• Written request: Take the listing and print it in full, exactly as given.

• Exercise material:

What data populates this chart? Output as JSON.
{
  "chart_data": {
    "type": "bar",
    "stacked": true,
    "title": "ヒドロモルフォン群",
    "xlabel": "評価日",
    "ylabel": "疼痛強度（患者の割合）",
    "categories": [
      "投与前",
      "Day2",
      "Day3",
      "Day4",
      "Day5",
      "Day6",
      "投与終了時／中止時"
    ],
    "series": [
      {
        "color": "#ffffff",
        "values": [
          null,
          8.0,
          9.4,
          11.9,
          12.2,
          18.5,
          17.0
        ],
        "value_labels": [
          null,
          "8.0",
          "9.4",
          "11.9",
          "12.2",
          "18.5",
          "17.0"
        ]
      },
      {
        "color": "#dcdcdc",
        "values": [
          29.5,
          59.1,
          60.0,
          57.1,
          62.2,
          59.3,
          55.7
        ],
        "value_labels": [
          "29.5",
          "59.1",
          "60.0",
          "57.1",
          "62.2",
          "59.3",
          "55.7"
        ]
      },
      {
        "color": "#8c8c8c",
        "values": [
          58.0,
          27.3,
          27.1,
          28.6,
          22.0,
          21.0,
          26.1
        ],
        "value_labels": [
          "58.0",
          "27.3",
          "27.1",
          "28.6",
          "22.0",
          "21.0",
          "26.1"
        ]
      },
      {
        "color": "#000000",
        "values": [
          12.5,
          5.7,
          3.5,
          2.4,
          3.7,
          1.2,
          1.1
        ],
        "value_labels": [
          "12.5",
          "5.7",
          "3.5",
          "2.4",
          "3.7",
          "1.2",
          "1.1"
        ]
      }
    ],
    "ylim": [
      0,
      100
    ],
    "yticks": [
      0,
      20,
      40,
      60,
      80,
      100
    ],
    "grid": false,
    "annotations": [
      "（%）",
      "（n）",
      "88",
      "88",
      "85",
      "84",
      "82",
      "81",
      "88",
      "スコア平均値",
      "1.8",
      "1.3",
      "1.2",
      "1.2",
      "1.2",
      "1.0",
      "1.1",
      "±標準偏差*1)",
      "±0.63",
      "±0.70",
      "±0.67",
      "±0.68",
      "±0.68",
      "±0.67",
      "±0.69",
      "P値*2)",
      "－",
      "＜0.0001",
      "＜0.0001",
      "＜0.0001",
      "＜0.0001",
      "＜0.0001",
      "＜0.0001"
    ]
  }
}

• Exercise result:
What data populates this chart? Output as JSON.
{
  "chart_data": {
    "type": "bar",
    "stacked": true,
    "title": "ヒドロモルフォン群",
    "xlabel": "評価日",
    "ylabel": "疼痛強度（患者の割合）",
    "categories": [
      "投与前",
      "Day2",
      "Day3",
      "Day4",
      "Day5",
      "Day6",
      "投与終了時／中止時"
    ],
    "series": [
      {
        "color": "#ffffff",
        "values": [
          null,
          8.0,
          9.4,
          11.9,
          12.2,
          18.5,
          17.0
        ],
        "value_labels": [
          null,
          "8.0",
          "9.4",
          "11.9",
          "12.2",
          "18.5",
          "17.0"
        ]
      },
      {
        "color": "#dcdcdc",
        "values": [
          29.5,
          59.1,
          60.0,
          57.1,
          62.2,
          59.3,
          55.7
        ],
        "value_labels": [
          "29.5",
          "59.1",
          "60.0",
          "57.1",
          "62.2",
          "59.3",
          "55.7"
        ]
      },
      {
        "color": "#8c8c8c",
        "values": [
          58.0,
          27.3,
          27.1,
          28.6,
          22.0,
          21.0,
          26.1
        ],
        "value_labels": [
          "58.0",
          "27.3",
          "27.1",
          "28.6",
          "22.0",
          "21.0",
          "26.1"
        ]
      },
      {
        "color": "#000000",
        "values": [
          12.5,
          5.7,
          3.5,
          2.4,
          3.7,
          1.2,
          1.1
        ],
        "value_labels": [
          "12.5",
          "5.7",
          "3.5",
          "2.4",
          "3.7",
          "1.2",
          "1.1"
        ]
      }
    ],
    "ylim": [
      0,
      100
    ],
    "yticks": [
      0,
      20,
      40,
      60,
      80,
      100
    ],
    "grid": false,
    "annotations": [
      "（%）",
      "（n）",
      "88",
      "88",
      "85",
      "84",
      "82",
      "81",
      "88",
      "スコア平均値",
      "1.8",
      "1.3",
      "1.2",
      "1.2",
      "1.2",
      "1.0",
      "1.1",
      "±標準偏差*1)",
      "±0.63",
      "±0.70",
      "±0.67",
      "±0.68",
      "±0.68",
      "±0.67",
      "±0.69",
      "P値*2)",
      "－",
      "＜0.0001",
      "＜0.0001",
      "＜0.0001",
      "＜0.0001",
      "＜0.0001",
      "＜0.0001"
    ]
  }
}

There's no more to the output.